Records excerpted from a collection
────

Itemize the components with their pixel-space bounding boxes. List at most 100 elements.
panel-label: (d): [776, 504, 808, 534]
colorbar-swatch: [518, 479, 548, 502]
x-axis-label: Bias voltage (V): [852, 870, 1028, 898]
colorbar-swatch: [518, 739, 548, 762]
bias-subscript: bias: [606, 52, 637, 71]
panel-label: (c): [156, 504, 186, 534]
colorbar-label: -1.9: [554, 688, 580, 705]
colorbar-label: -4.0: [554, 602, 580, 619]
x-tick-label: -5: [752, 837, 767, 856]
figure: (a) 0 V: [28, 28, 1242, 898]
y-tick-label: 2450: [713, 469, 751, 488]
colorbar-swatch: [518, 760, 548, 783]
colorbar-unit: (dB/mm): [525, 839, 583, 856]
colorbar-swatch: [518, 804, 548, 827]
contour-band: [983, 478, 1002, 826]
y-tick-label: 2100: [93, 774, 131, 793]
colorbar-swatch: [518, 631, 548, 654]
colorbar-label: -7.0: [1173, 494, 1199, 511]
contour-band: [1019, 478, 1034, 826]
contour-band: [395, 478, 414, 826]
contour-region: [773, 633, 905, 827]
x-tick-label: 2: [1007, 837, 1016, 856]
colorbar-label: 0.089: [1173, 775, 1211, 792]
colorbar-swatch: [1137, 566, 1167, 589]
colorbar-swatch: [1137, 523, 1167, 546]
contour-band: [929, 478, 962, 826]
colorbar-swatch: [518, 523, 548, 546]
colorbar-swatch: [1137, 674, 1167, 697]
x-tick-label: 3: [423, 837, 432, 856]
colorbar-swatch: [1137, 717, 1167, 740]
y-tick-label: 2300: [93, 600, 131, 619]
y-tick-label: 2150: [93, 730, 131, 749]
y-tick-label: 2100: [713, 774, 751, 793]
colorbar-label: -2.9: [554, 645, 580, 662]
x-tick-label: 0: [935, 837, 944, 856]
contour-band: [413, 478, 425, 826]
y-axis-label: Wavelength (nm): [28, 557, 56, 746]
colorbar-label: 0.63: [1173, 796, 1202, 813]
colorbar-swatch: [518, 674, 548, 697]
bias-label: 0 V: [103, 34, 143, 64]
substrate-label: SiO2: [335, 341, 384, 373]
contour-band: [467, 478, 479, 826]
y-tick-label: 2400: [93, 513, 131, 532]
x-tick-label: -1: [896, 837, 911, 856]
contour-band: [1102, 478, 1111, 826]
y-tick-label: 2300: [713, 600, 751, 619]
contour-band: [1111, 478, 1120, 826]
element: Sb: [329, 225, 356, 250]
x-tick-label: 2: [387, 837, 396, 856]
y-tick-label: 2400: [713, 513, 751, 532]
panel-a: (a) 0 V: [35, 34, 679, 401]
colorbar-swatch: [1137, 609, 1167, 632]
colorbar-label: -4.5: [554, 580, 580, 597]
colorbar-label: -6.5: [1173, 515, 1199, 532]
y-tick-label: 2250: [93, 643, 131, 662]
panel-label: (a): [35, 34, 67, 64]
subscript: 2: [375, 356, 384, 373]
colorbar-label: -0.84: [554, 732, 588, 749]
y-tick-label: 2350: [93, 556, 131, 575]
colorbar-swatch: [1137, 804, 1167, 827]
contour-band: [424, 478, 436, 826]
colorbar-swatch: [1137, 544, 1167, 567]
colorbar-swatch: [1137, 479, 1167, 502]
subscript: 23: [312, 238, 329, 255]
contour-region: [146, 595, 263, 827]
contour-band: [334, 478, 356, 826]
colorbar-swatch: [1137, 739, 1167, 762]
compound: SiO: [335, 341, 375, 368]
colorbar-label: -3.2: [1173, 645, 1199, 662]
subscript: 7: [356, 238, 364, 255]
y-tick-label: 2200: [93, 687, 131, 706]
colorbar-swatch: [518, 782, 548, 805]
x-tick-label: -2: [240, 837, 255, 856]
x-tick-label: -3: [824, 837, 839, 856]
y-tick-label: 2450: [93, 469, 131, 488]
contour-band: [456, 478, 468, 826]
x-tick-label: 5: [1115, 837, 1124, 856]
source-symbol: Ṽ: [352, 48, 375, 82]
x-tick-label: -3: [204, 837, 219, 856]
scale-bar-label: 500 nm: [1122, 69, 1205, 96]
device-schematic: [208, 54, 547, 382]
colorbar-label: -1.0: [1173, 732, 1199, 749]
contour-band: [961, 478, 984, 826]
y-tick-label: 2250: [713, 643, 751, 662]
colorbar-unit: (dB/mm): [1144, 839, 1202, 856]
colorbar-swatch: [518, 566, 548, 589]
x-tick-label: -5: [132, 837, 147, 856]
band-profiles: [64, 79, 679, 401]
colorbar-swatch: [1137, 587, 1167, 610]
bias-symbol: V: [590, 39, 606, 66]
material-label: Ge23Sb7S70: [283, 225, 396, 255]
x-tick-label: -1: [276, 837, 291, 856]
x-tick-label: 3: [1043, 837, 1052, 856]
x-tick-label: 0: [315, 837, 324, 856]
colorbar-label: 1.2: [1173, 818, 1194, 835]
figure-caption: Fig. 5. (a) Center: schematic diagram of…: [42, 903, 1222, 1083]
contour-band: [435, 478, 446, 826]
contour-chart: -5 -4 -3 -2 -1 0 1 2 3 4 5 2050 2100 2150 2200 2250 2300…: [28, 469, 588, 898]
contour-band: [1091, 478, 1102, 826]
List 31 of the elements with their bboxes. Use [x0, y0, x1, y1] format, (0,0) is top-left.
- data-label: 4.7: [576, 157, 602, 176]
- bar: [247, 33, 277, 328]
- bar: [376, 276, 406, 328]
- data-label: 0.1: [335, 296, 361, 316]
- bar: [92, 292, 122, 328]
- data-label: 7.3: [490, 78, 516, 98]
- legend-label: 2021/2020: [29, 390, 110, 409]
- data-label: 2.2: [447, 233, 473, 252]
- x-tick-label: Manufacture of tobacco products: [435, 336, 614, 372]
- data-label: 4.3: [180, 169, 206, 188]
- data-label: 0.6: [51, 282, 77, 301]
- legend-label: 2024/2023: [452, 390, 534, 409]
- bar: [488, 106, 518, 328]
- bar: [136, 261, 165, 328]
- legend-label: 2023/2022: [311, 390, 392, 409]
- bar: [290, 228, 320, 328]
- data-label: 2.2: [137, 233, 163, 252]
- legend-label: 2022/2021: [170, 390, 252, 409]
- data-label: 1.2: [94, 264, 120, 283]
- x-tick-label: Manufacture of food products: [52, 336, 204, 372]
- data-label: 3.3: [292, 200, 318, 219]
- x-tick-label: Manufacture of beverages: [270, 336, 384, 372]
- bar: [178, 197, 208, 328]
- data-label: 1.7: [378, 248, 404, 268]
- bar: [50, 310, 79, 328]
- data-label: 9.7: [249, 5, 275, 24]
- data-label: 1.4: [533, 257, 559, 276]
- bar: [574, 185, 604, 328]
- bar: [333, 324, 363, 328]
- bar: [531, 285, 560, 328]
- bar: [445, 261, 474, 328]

────

*Problem description:* Could you reproduce all of the material above verbatim, line for line?

*Final answer:*
Itemize the components with their pixel-space bounding boxes. List at most 100 elements.
panel-label: (d): [776, 504, 808, 534]
colorbar-swatch: [518, 479, 548, 502]
x-axis-label: Bias voltage (V): [852, 870, 1028, 898]
colorbar-swatch: [518, 739, 548, 762]
bias-subscript: bias: [606, 52, 637, 71]
panel-label: (c): [156, 504, 186, 534]
colorbar-label: -1.9: [554, 688, 580, 705]
colorbar-label: -4.0: [554, 602, 580, 619]
x-tick-label: -5: [752, 837, 767, 856]
figure: (a) 0 V: [28, 28, 1242, 898]
y-tick-label: 2450: [713, 469, 751, 488]
colorbar-swatch: [518, 760, 548, 783]
colorbar-unit: (dB/mm): [525, 839, 583, 856]
colorbar-swatch: [518, 804, 548, 827]
contour-band: [983, 478, 1002, 826]
y-tick-label: 2100: [93, 774, 131, 793]
colorbar-swatch: [518, 631, 548, 654]
colorbar-label: -7.0: [1173, 494, 1199, 511]
contour-band: [1019, 478, 1034, 826]
contour-band: [395, 478, 414, 826]
contour-region: [773, 633, 905, 827]
x-tick-label: 2: [1007, 837, 1016, 856]
colorbar-label: 0.089: [1173, 775, 1211, 792]
colorbar-swatch: [1137, 566, 1167, 589]
colorbar-swatch: [1137, 523, 1167, 546]
contour-band: [929, 478, 962, 826]
colorbar-swatch: [518, 523, 548, 546]
colorbar-swatch: [1137, 674, 1167, 697]
x-tick-label: 3: [423, 837, 432, 856]
colorbar-swatch: [1137, 717, 1167, 740]
y-tick-label: 2300: [93, 600, 131, 619]
y-tick-label: 2150: [93, 730, 131, 749]
y-tick-label: 2100: [713, 774, 751, 793]
colorbar-label: -2.9: [554, 645, 580, 662]
x-tick-label: 0: [935, 837, 944, 856]
contour-band: [413, 478, 425, 826]
y-axis-label: Wavelength (nm): [28, 557, 56, 746]
colorbar-label: 0.63: [1173, 796, 1202, 813]
colorbar-swatch: [518, 674, 548, 697]
bias-label: 0 V: [103, 34, 143, 64]
substrate-label: SiO2: [335, 341, 384, 373]
contour-band: [467, 478, 479, 826]
y-tick-label: 2400: [93, 513, 131, 532]
x-tick-label: -1: [896, 837, 911, 856]
contour-band: [1102, 478, 1111, 826]
y-tick-label: 2300: [713, 600, 751, 619]
contour-band: [1111, 478, 1120, 826]
element: Sb: [329, 225, 356, 250]
x-tick-label: 2: [387, 837, 396, 856]
y-tick-label: 2400: [713, 513, 751, 532]
panel-a: (a) 0 V: [35, 34, 679, 401]
colorbar-swatch: [1137, 609, 1167, 632]
colorbar-label: -4.5: [554, 580, 580, 597]
colorbar-label: -6.5: [1173, 515, 1199, 532]
y-tick-label: 2250: [93, 643, 131, 662]
panel-label: (a): [35, 34, 67, 64]
subscript: 2: [375, 356, 384, 373]
colorbar-label: -0.84: [554, 732, 588, 749]
y-tick-label: 2350: [93, 556, 131, 575]
colorbar-swatch: [1137, 804, 1167, 827]
contour-band: [424, 478, 436, 826]
colorbar-swatch: [1137, 544, 1167, 567]
colorbar-swatch: [1137, 479, 1167, 502]
subscript: 23: [312, 238, 329, 255]
contour-region: [146, 595, 263, 827]
contour-band: [334, 478, 356, 826]
colorbar-swatch: [1137, 739, 1167, 762]
compound: SiO: [335, 341, 375, 368]
colorbar-label: -3.2: [1173, 645, 1199, 662]
subscript: 7: [356, 238, 364, 255]
y-tick-label: 2200: [93, 687, 131, 706]
colorbar-swatch: [518, 782, 548, 805]
x-tick-label: -2: [240, 837, 255, 856]
x-tick-label: -3: [824, 837, 839, 856]
y-tick-label: 2450: [93, 469, 131, 488]
contour-band: [456, 478, 468, 826]
x-tick-label: 5: [1115, 837, 1124, 856]
source-symbol: Ṽ: [352, 48, 375, 82]
x-tick-label: -3: [204, 837, 219, 856]
scale-bar-label: 500 nm: [1122, 69, 1205, 96]
device-schematic: [208, 54, 547, 382]
colorbar-label: -1.0: [1173, 732, 1199, 749]
contour-band: [961, 478, 984, 826]
y-tick-label: 2250: [713, 643, 751, 662]
colorbar-unit: (dB/mm): [1144, 839, 1202, 856]
colorbar-swatch: [518, 566, 548, 589]
x-tick-label: -5: [132, 837, 147, 856]
band-profiles: [64, 79, 679, 401]
colorbar-swatch: [1137, 587, 1167, 610]
bias-symbol: V: [590, 39, 606, 66]
material-label: Ge23Sb7S70: [283, 225, 396, 255]
x-tick-label: -1: [276, 837, 291, 856]
x-tick-label: 3: [1043, 837, 1052, 856]
x-tick-label: 0: [315, 837, 324, 856]
colorbar-label: 1.2: [1173, 818, 1194, 835]
figure-caption: Fig. 5. (a) Center: schematic diagram of…: [42, 903, 1222, 1083]
contour-band: [435, 478, 446, 826]
contour-chart: -5 -4 -3 -2 -1 0 1 2 3 4 5 2050 2100 2150 2200 2250 2300…: [28, 469, 588, 898]
contour-band: [1091, 478, 1102, 826]
List 31 of the elements with their bboxes. Use [x0, y0, x1, y1] format, (0,0) is top-left.
- data-label: 4.7: [576, 157, 602, 176]
- bar: [247, 33, 277, 328]
- bar: [376, 276, 406, 328]
- data-label: 0.1: [335, 296, 361, 316]
- bar: [92, 292, 122, 328]
- data-label: 7.3: [490, 78, 516, 98]
- legend-label: 2021/2020: [29, 390, 110, 409]
- data-label: 2.2: [447, 233, 473, 252]
- x-tick-label: Manufacture of tobacco products: [435, 336, 614, 372]
- data-label: 4.3: [180, 169, 206, 188]
- data-label: 0.6: [51, 282, 77, 301]
- legend-label: 2024/2023: [452, 390, 534, 409]
- bar: [488, 106, 518, 328]
- bar: [136, 261, 165, 328]
- legend-label: 2023/2022: [311, 390, 392, 409]
- bar: [290, 228, 320, 328]
- data-label: 2.2: [137, 233, 163, 252]
- legend-label: 2022/2021: [170, 390, 252, 409]
- data-label: 1.2: [94, 264, 120, 283]
- x-tick-label: Manufacture of food products: [52, 336, 204, 372]
- data-label: 3.3: [292, 200, 318, 219]
- x-tick-label: Manufacture of beverages: [270, 336, 384, 372]
- bar: [178, 197, 208, 328]
- data-label: 1.7: [378, 248, 404, 268]
- bar: [50, 310, 79, 328]
- data-label: 9.7: [249, 5, 275, 24]
- data-label: 1.4: [533, 257, 559, 276]
- bar: [574, 185, 604, 328]
- bar: [333, 324, 363, 328]
- bar: [531, 285, 560, 328]
- bar: [445, 261, 474, 328]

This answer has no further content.